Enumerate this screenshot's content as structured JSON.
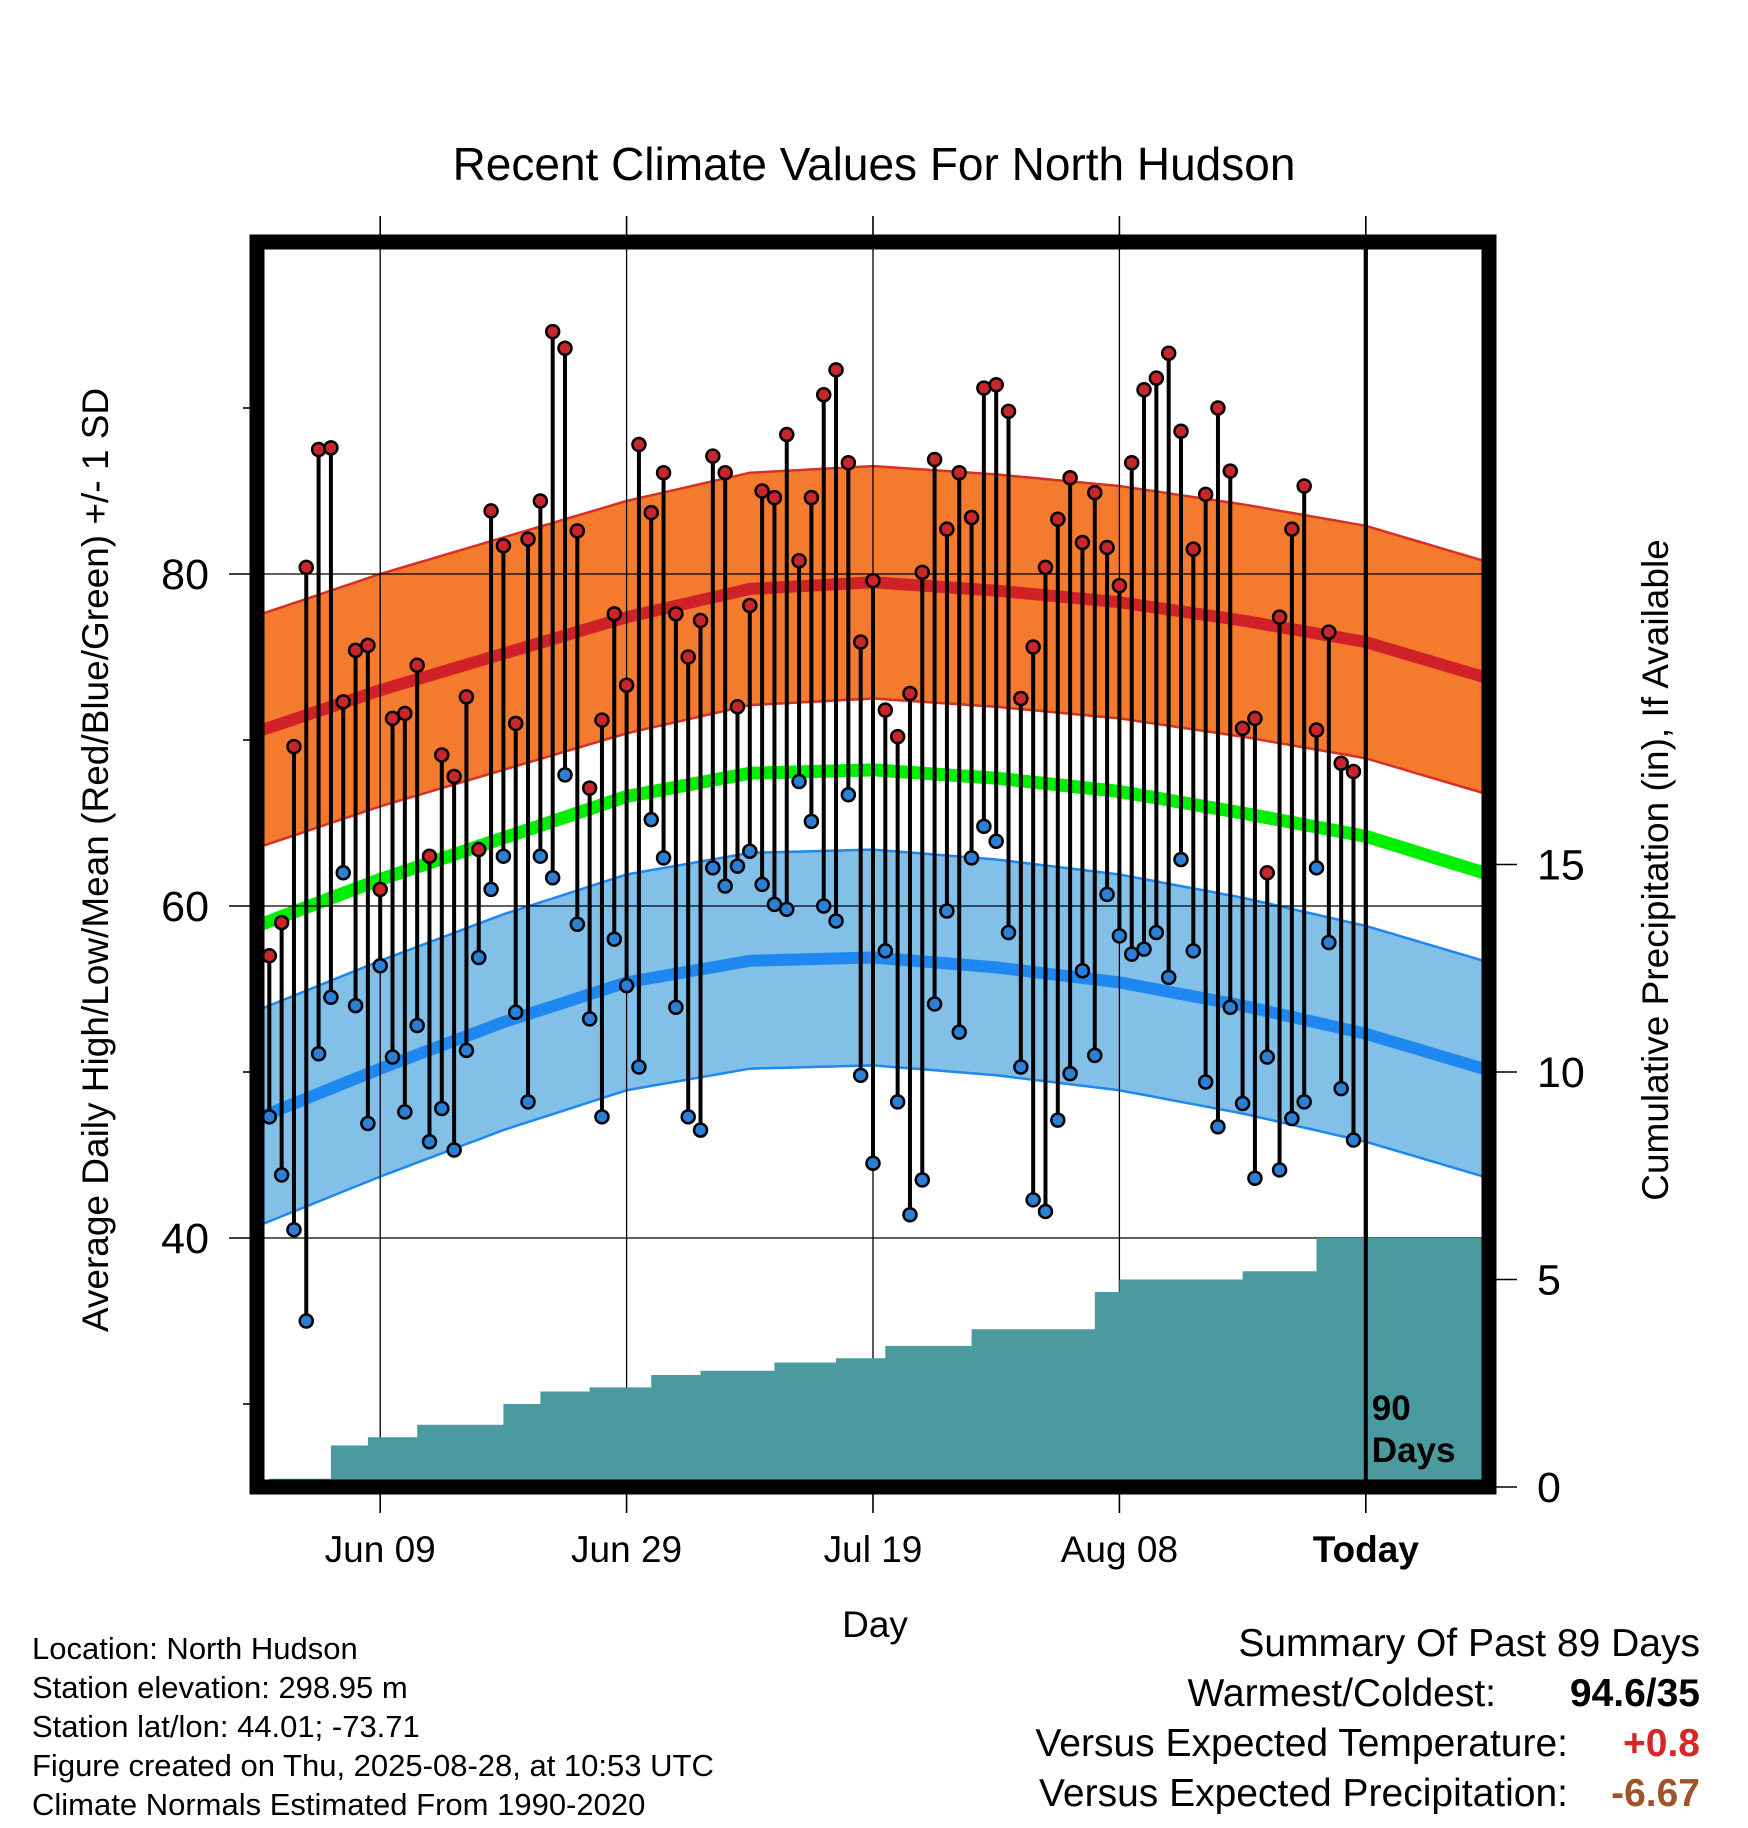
{
  "chart_data": {
    "type": "line",
    "title": "Recent Climate Values For North Hudson",
    "xlabel": "Day",
    "ylabel": "Average Daily High/Low/Mean (Red/Blue/Green) +/- 1 SD",
    "y2label": "Cumulative Precipitation (in), If Available",
    "x_ticks": [
      "Jun 09",
      "Jun 29",
      "Jul 19",
      "Aug 08",
      "Today"
    ],
    "y_ticks": [
      "40",
      "60",
      "80"
    ],
    "y2_ticks": [
      "0",
      "5",
      "10",
      "15"
    ],
    "ylim": [
      25,
      100
    ],
    "y2lim": [
      0,
      30
    ],
    "window_label": "90\nDays",
    "window_label_lines": [
      "90",
      "Days"
    ],
    "x_range_days": [
      -90,
      10
    ],
    "x_tick_days": [
      -80,
      -60,
      -40,
      -20,
      0
    ],
    "normals": {
      "days": [
        -90,
        -80,
        -70,
        -60,
        -50,
        -40,
        -30,
        -20,
        -10,
        0,
        10
      ],
      "high_mean": [
        70.5,
        73.0,
        75.2,
        77.4,
        79.1,
        79.5,
        79.0,
        78.3,
        77.2,
        75.9,
        73.7
      ],
      "high_sd": 7,
      "low_mean": [
        47.2,
        50.2,
        53.0,
        55.4,
        56.7,
        56.9,
        56.3,
        55.4,
        54.0,
        52.3,
        50.1
      ],
      "low_sd": 6.5,
      "mean": [
        58.8,
        61.6,
        64.1,
        66.6,
        68.0,
        68.2,
        67.7,
        66.9,
        65.6,
        64.2,
        61.9
      ]
    },
    "series": [
      {
        "name": "High",
        "values": [
          57,
          59,
          69.6,
          80.4,
          87.5,
          87.6,
          72.3,
          75.4,
          75.7,
          61,
          71.3,
          71.6,
          74.5,
          63,
          69.1,
          67.8,
          72.6,
          63.4,
          83.8,
          81.7,
          71,
          82.1,
          84.4,
          94.6,
          93.6,
          82.6,
          67.1,
          71.2,
          77.6,
          73.3,
          87.8,
          83.7,
          86.1,
          77.6,
          75,
          77.2,
          87.1,
          86.1,
          72,
          78.1,
          85,
          84.6,
          88.4,
          80.8,
          84.6,
          90.8,
          92.3,
          86.7,
          75.9,
          79.6,
          71.8,
          70.2,
          72.8,
          80.1,
          86.9,
          82.7,
          86.1,
          83.4,
          91.2,
          91.4,
          89.8,
          72.5,
          75.6,
          80.4,
          83.3,
          85.8,
          81.9,
          84.9,
          81.6,
          79.3,
          86.7,
          91.1,
          91.8,
          93.3,
          88.6,
          81.5,
          84.8,
          90,
          86.2,
          70.7,
          71.3,
          62,
          77.4,
          82.7,
          85.3,
          70.6,
          76.5,
          68.6,
          68.1
        ]
      },
      {
        "name": "Low",
        "values": [
          47.3,
          43.8,
          40.5,
          35,
          51.1,
          54.5,
          62,
          54,
          46.9,
          56.4,
          50.9,
          47.6,
          52.8,
          45.8,
          47.8,
          45.3,
          51.3,
          56.9,
          61,
          63,
          53.6,
          48.2,
          63,
          61.7,
          67.9,
          58.9,
          53.2,
          47.3,
          58,
          55.2,
          50.3,
          65.2,
          62.9,
          53.9,
          47.3,
          46.5,
          62.3,
          61.2,
          62.4,
          63.3,
          61.3,
          60.1,
          59.8,
          67.5,
          65.1,
          60,
          59.1,
          66.7,
          49.8,
          44.5,
          57.3,
          48.2,
          41.4,
          43.5,
          54.1,
          59.7,
          52.4,
          62.9,
          64.8,
          63.9,
          58.4,
          50.3,
          42.3,
          41.6,
          47.1,
          49.9,
          56.1,
          51,
          60.7,
          58.2,
          57.1,
          57.4,
          58.4,
          55.7,
          62.8,
          57.3,
          49.4,
          46.7,
          53.9,
          48.1,
          43.6,
          50.9,
          44.1,
          47.2,
          48.2,
          62.3,
          57.8,
          49,
          45.9
        ]
      }
    ],
    "precip_cumulative": [
      {
        "day": -89,
        "value": 0.2
      },
      {
        "day": -84,
        "value": 1.0
      },
      {
        "day": -81,
        "value": 1.2
      },
      {
        "day": -77,
        "value": 1.5
      },
      {
        "day": -70,
        "value": 2.0
      },
      {
        "day": -67,
        "value": 2.3
      },
      {
        "day": -63,
        "value": 2.4
      },
      {
        "day": -58,
        "value": 2.7
      },
      {
        "day": -54,
        "value": 2.8
      },
      {
        "day": -48,
        "value": 3.0
      },
      {
        "day": -43,
        "value": 3.1
      },
      {
        "day": -39,
        "value": 3.4
      },
      {
        "day": -32,
        "value": 3.8
      },
      {
        "day": -22,
        "value": 4.7
      },
      {
        "day": -20,
        "value": 5.0
      },
      {
        "day": -10,
        "value": 5.2
      },
      {
        "day": -4,
        "value": 6.0
      }
    ],
    "legend": "none",
    "grid": true
  },
  "info": {
    "location": "Location: North Hudson",
    "elevation": "Station elevation: 298.95 m",
    "latlon": "Station lat/lon: 44.01; -73.71",
    "created": "Figure created on Thu, 2025-08-28, at 10:53 UTC",
    "normals": "Climate Normals Estimated From 1990-2020"
  },
  "summary": {
    "title": "Summary Of Past 89 Days",
    "warmest_label": "Warmest/Coldest:",
    "warmest_value": "94.6/35",
    "temp_label": "Versus Expected Temperature:",
    "temp_value": "+0.8",
    "precip_label": "Versus Expected Precipitation:",
    "precip_value": "-6.67"
  },
  "colors": {
    "high_band": "#f47a2e",
    "high_line": "#d02128",
    "high_band_edge": "#d73027",
    "low_band": "#82c0e8",
    "low_line": "#1e88f0",
    "low_band_edge": "#1e88f0",
    "mean_line": "#00ee00",
    "precip": "#4a9aa0",
    "high_dot": "#c9262b",
    "low_dot": "#2b7fd4",
    "temp_value": "#d62728",
    "precip_value": "#a0522d"
  }
}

—————

-- Written task --
Output the data exactly. Pictures don't belong in the result.

-- The response --
Enumerate this screenshot's content as structured JSON.
{
  "chart_data": {
    "type": "line",
    "title": "Recent Climate Values For North Hudson",
    "xlabel": "Day",
    "ylabel": "Average Daily High/Low/Mean (Red/Blue/Green) +/- 1 SD",
    "y2label": "Cumulative Precipitation (in), If Available",
    "x_ticks": [
      "Jun 09",
      "Jun 29",
      "Jul 19",
      "Aug 08",
      "Today"
    ],
    "y_ticks": [
      "40",
      "60",
      "80"
    ],
    "y2_ticks": [
      "0",
      "5",
      "10",
      "15"
    ],
    "ylim": [
      25,
      100
    ],
    "y2lim": [
      0,
      30
    ],
    "window_label": "90\nDays",
    "window_label_lines": [
      "90",
      "Days"
    ],
    "x_range_days": [
      -90,
      10
    ],
    "x_tick_days": [
      -80,
      -60,
      -40,
      -20,
      0
    ],
    "normals": {
      "days": [
        -90,
        -80,
        -70,
        -60,
        -50,
        -40,
        -30,
        -20,
        -10,
        0,
        10
      ],
      "high_mean": [
        70.5,
        73.0,
        75.2,
        77.4,
        79.1,
        79.5,
        79.0,
        78.3,
        77.2,
        75.9,
        73.7
      ],
      "high_sd": 7,
      "low_mean": [
        47.2,
        50.2,
        53.0,
        55.4,
        56.7,
        56.9,
        56.3,
        55.4,
        54.0,
        52.3,
        50.1
      ],
      "low_sd": 6.5,
      "mean": [
        58.8,
        61.6,
        64.1,
        66.6,
        68.0,
        68.2,
        67.7,
        66.9,
        65.6,
        64.2,
        61.9
      ]
    },
    "series": [
      {
        "name": "High",
        "values": [
          57,
          59,
          69.6,
          80.4,
          87.5,
          87.6,
          72.3,
          75.4,
          75.7,
          61,
          71.3,
          71.6,
          74.5,
          63,
          69.1,
          67.8,
          72.6,
          63.4,
          83.8,
          81.7,
          71,
          82.1,
          84.4,
          94.6,
          93.6,
          82.6,
          67.1,
          71.2,
          77.6,
          73.3,
          87.8,
          83.7,
          86.1,
          77.6,
          75,
          77.2,
          87.1,
          86.1,
          72,
          78.1,
          85,
          84.6,
          88.4,
          80.8,
          84.6,
          90.8,
          92.3,
          86.7,
          75.9,
          79.6,
          71.8,
          70.2,
          72.8,
          80.1,
          86.9,
          82.7,
          86.1,
          83.4,
          91.2,
          91.4,
          89.8,
          72.5,
          75.6,
          80.4,
          83.3,
          85.8,
          81.9,
          84.9,
          81.6,
          79.3,
          86.7,
          91.1,
          91.8,
          93.3,
          88.6,
          81.5,
          84.8,
          90,
          86.2,
          70.7,
          71.3,
          62,
          77.4,
          82.7,
          85.3,
          70.6,
          76.5,
          68.6,
          68.1
        ]
      },
      {
        "name": "Low",
        "values": [
          47.3,
          43.8,
          40.5,
          35,
          51.1,
          54.5,
          62,
          54,
          46.9,
          56.4,
          50.9,
          47.6,
          52.8,
          45.8,
          47.8,
          45.3,
          51.3,
          56.9,
          61,
          63,
          53.6,
          48.2,
          63,
          61.7,
          67.9,
          58.9,
          53.2,
          47.3,
          58,
          55.2,
          50.3,
          65.2,
          62.9,
          53.9,
          47.3,
          46.5,
          62.3,
          61.2,
          62.4,
          63.3,
          61.3,
          60.1,
          59.8,
          67.5,
          65.1,
          60,
          59.1,
          66.7,
          49.8,
          44.5,
          57.3,
          48.2,
          41.4,
          43.5,
          54.1,
          59.7,
          52.4,
          62.9,
          64.8,
          63.9,
          58.4,
          50.3,
          42.3,
          41.6,
          47.1,
          49.9,
          56.1,
          51,
          60.7,
          58.2,
          57.1,
          57.4,
          58.4,
          55.7,
          62.8,
          57.3,
          49.4,
          46.7,
          53.9,
          48.1,
          43.6,
          50.9,
          44.1,
          47.2,
          48.2,
          62.3,
          57.8,
          49,
          45.9
        ]
      }
    ],
    "precip_cumulative": [
      {
        "day": -89,
        "value": 0.2
      },
      {
        "day": -84,
        "value": 1.0
      },
      {
        "day": -81,
        "value": 1.2
      },
      {
        "day": -77,
        "value": 1.5
      },
      {
        "day": -70,
        "value": 2.0
      },
      {
        "day": -67,
        "value": 2.3
      },
      {
        "day": -63,
        "value": 2.4
      },
      {
        "day": -58,
        "value": 2.7
      },
      {
        "day": -54,
        "value": 2.8
      },
      {
        "day": -48,
        "value": 3.0
      },
      {
        "day": -43,
        "value": 3.1
      },
      {
        "day": -39,
        "value": 3.4
      },
      {
        "day": -32,
        "value": 3.8
      },
      {
        "day": -22,
        "value": 4.7
      },
      {
        "day": -20,
        "value": 5.0
      },
      {
        "day": -10,
        "value": 5.2
      },
      {
        "day": -4,
        "value": 6.0
      }
    ],
    "legend": "none",
    "grid": true
  },
  "info": {
    "location": "Location: North Hudson",
    "elevation": "Station elevation: 298.95 m",
    "latlon": "Station lat/lon: 44.01; -73.71",
    "created": "Figure created on Thu, 2025-08-28, at 10:53 UTC",
    "normals": "Climate Normals Estimated From 1990-2020"
  },
  "summary": {
    "title": "Summary Of Past 89 Days",
    "warmest_label": "Warmest/Coldest:",
    "warmest_value": "94.6/35",
    "temp_label": "Versus Expected Temperature:",
    "temp_value": "+0.8",
    "precip_label": "Versus Expected Precipitation:",
    "precip_value": "-6.67"
  },
  "colors": {
    "high_band": "#f47a2e",
    "high_line": "#d02128",
    "high_band_edge": "#d73027",
    "low_band": "#82c0e8",
    "low_line": "#1e88f0",
    "low_band_edge": "#1e88f0",
    "mean_line": "#00ee00",
    "precip": "#4a9aa0",
    "high_dot": "#c9262b",
    "low_dot": "#2b7fd4",
    "temp_value": "#d62728",
    "precip_value": "#a0522d"
  }
}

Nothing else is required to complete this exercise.